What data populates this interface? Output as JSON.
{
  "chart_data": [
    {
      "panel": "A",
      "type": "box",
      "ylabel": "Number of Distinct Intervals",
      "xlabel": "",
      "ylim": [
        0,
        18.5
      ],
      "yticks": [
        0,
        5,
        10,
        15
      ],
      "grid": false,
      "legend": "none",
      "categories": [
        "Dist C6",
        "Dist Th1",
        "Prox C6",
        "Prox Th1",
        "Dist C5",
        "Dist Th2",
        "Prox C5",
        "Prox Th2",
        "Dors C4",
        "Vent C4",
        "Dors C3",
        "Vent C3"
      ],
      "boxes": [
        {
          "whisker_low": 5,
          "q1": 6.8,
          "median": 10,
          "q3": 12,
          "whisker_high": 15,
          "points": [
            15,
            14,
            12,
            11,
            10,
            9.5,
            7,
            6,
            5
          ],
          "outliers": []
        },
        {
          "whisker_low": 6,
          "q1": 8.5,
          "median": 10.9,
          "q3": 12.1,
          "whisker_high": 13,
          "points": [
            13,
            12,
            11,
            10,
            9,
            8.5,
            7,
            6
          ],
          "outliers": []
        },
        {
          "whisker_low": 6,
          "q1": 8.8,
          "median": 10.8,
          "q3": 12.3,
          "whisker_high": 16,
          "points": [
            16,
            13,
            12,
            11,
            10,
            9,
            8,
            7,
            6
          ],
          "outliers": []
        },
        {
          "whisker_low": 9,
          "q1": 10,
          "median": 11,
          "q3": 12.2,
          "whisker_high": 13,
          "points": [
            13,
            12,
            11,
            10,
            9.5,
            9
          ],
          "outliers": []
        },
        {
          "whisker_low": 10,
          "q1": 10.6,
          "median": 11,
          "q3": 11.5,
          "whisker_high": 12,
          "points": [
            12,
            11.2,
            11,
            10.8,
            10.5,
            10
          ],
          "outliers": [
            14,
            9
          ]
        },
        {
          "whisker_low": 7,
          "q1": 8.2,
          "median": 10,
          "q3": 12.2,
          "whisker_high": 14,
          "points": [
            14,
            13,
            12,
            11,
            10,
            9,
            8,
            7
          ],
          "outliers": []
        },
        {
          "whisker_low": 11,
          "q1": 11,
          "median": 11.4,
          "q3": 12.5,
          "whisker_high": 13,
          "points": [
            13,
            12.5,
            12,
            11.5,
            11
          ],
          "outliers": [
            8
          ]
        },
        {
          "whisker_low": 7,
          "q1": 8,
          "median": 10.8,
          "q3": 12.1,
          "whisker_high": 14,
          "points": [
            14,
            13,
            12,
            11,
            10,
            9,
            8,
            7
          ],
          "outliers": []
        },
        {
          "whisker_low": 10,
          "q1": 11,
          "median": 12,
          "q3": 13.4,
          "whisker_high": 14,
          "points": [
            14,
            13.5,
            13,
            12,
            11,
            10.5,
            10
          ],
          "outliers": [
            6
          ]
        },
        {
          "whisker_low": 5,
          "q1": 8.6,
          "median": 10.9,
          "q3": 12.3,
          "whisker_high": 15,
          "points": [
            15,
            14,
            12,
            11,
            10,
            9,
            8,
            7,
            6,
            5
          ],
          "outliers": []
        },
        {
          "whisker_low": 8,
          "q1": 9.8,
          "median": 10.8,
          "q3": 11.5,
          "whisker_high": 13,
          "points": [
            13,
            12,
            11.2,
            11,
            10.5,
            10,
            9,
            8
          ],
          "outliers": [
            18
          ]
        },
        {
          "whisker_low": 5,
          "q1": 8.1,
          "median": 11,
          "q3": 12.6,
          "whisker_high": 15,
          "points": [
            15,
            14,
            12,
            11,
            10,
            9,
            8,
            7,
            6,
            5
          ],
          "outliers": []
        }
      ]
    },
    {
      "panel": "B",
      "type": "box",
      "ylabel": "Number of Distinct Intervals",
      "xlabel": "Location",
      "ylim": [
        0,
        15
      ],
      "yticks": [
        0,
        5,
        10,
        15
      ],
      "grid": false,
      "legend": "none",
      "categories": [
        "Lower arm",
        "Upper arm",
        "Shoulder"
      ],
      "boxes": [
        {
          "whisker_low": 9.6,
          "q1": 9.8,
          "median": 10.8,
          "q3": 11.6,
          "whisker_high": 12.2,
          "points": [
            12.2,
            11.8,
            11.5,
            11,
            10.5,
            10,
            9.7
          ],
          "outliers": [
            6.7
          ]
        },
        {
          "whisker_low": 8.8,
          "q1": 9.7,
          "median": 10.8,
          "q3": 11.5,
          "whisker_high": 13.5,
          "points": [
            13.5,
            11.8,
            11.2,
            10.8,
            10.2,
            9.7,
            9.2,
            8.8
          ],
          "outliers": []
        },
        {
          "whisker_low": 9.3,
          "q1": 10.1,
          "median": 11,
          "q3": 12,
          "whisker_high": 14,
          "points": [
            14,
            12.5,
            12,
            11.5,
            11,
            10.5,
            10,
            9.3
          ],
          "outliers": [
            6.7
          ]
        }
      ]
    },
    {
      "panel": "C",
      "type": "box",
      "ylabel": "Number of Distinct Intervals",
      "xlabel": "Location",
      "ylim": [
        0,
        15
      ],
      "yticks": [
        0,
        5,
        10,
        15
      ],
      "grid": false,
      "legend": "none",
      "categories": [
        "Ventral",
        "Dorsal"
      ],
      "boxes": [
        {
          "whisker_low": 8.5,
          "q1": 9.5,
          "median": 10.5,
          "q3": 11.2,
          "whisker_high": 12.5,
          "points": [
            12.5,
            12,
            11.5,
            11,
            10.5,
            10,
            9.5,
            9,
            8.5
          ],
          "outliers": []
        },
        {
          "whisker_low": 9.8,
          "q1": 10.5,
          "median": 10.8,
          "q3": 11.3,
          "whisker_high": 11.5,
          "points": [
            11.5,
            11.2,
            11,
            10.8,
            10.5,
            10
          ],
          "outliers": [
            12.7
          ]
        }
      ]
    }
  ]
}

» **WHAT YOU HAVE TO DO**
Copy out the material above in its entirety. Every detail must match.

» **RESPONSE FOR THIS EXERCISE**
What data populates this interface? Output as JSON.
{
  "chart_data": [
    {
      "panel": "A",
      "type": "box",
      "ylabel": "Number of Distinct Intervals",
      "xlabel": "",
      "ylim": [
        0,
        18.5
      ],
      "yticks": [
        0,
        5,
        10,
        15
      ],
      "grid": false,
      "legend": "none",
      "categories": [
        "Dist C6",
        "Dist Th1",
        "Prox C6",
        "Prox Th1",
        "Dist C5",
        "Dist Th2",
        "Prox C5",
        "Prox Th2",
        "Dors C4",
        "Vent C4",
        "Dors C3",
        "Vent C3"
      ],
      "boxes": [
        {
          "whisker_low": 5,
          "q1": 6.8,
          "median": 10,
          "q3": 12,
          "whisker_high": 15,
          "points": [
            15,
            14,
            12,
            11,
            10,
            9.5,
            7,
            6,
            5
          ],
          "outliers": []
        },
        {
          "whisker_low": 6,
          "q1": 8.5,
          "median": 10.9,
          "q3": 12.1,
          "whisker_high": 13,
          "points": [
            13,
            12,
            11,
            10,
            9,
            8.5,
            7,
            6
          ],
          "outliers": []
        },
        {
          "whisker_low": 6,
          "q1": 8.8,
          "median": 10.8,
          "q3": 12.3,
          "whisker_high": 16,
          "points": [
            16,
            13,
            12,
            11,
            10,
            9,
            8,
            7,
            6
          ],
          "outliers": []
        },
        {
          "whisker_low": 9,
          "q1": 10,
          "median": 11,
          "q3": 12.2,
          "whisker_high": 13,
          "points": [
            13,
            12,
            11,
            10,
            9.5,
            9
          ],
          "outliers": []
        },
        {
          "whisker_low": 10,
          "q1": 10.6,
          "median": 11,
          "q3": 11.5,
          "whisker_high": 12,
          "points": [
            12,
            11.2,
            11,
            10.8,
            10.5,
            10
          ],
          "outliers": [
            14,
            9
          ]
        },
        {
          "whisker_low": 7,
          "q1": 8.2,
          "median": 10,
          "q3": 12.2,
          "whisker_high": 14,
          "points": [
            14,
            13,
            12,
            11,
            10,
            9,
            8,
            7
          ],
          "outliers": []
        },
        {
          "whisker_low": 11,
          "q1": 11,
          "median": 11.4,
          "q3": 12.5,
          "whisker_high": 13,
          "points": [
            13,
            12.5,
            12,
            11.5,
            11
          ],
          "outliers": [
            8
          ]
        },
        {
          "whisker_low": 7,
          "q1": 8,
          "median": 10.8,
          "q3": 12.1,
          "whisker_high": 14,
          "points": [
            14,
            13,
            12,
            11,
            10,
            9,
            8,
            7
          ],
          "outliers": []
        },
        {
          "whisker_low": 10,
          "q1": 11,
          "median": 12,
          "q3": 13.4,
          "whisker_high": 14,
          "points": [
            14,
            13.5,
            13,
            12,
            11,
            10.5,
            10
          ],
          "outliers": [
            6
          ]
        },
        {
          "whisker_low": 5,
          "q1": 8.6,
          "median": 10.9,
          "q3": 12.3,
          "whisker_high": 15,
          "points": [
            15,
            14,
            12,
            11,
            10,
            9,
            8,
            7,
            6,
            5
          ],
          "outliers": []
        },
        {
          "whisker_low": 8,
          "q1": 9.8,
          "median": 10.8,
          "q3": 11.5,
          "whisker_high": 13,
          "points": [
            13,
            12,
            11.2,
            11,
            10.5,
            10,
            9,
            8
          ],
          "outliers": [
            18
          ]
        },
        {
          "whisker_low": 5,
          "q1": 8.1,
          "median": 11,
          "q3": 12.6,
          "whisker_high": 15,
          "points": [
            15,
            14,
            12,
            11,
            10,
            9,
            8,
            7,
            6,
            5
          ],
          "outliers": []
        }
      ]
    },
    {
      "panel": "B",
      "type": "box",
      "ylabel": "Number of Distinct Intervals",
      "xlabel": "Location",
      "ylim": [
        0,
        15
      ],
      "yticks": [
        0,
        5,
        10,
        15
      ],
      "grid": false,
      "legend": "none",
      "categories": [
        "Lower arm",
        "Upper arm",
        "Shoulder"
      ],
      "boxes": [
        {
          "whisker_low": 9.6,
          "q1": 9.8,
          "median": 10.8,
          "q3": 11.6,
          "whisker_high": 12.2,
          "points": [
            12.2,
            11.8,
            11.5,
            11,
            10.5,
            10,
            9.7
          ],
          "outliers": [
            6.7
          ]
        },
        {
          "whisker_low": 8.8,
          "q1": 9.7,
          "median": 10.8,
          "q3": 11.5,
          "whisker_high": 13.5,
          "points": [
            13.5,
            11.8,
            11.2,
            10.8,
            10.2,
            9.7,
            9.2,
            8.8
          ],
          "outliers": []
        },
        {
          "whisker_low": 9.3,
          "q1": 10.1,
          "median": 11,
          "q3": 12,
          "whisker_high": 14,
          "points": [
            14,
            12.5,
            12,
            11.5,
            11,
            10.5,
            10,
            9.3
          ],
          "outliers": [
            6.7
          ]
        }
      ]
    },
    {
      "panel": "C",
      "type": "box",
      "ylabel": "Number of Distinct Intervals",
      "xlabel": "Location",
      "ylim": [
        0,
        15
      ],
      "yticks": [
        0,
        5,
        10,
        15
      ],
      "grid": false,
      "legend": "none",
      "categories": [
        "Ventral",
        "Dorsal"
      ],
      "boxes": [
        {
          "whisker_low": 8.5,
          "q1": 9.5,
          "median": 10.5,
          "q3": 11.2,
          "whisker_high": 12.5,
          "points": [
            12.5,
            12,
            11.5,
            11,
            10.5,
            10,
            9.5,
            9,
            8.5
          ],
          "outliers": []
        },
        {
          "whisker_low": 9.8,
          "q1": 10.5,
          "median": 10.8,
          "q3": 11.3,
          "whisker_high": 11.5,
          "points": [
            11.5,
            11.2,
            11,
            10.8,
            10.5,
            10
          ],
          "outliers": [
            12.7
          ]
        }
      ]
    }
  ]
}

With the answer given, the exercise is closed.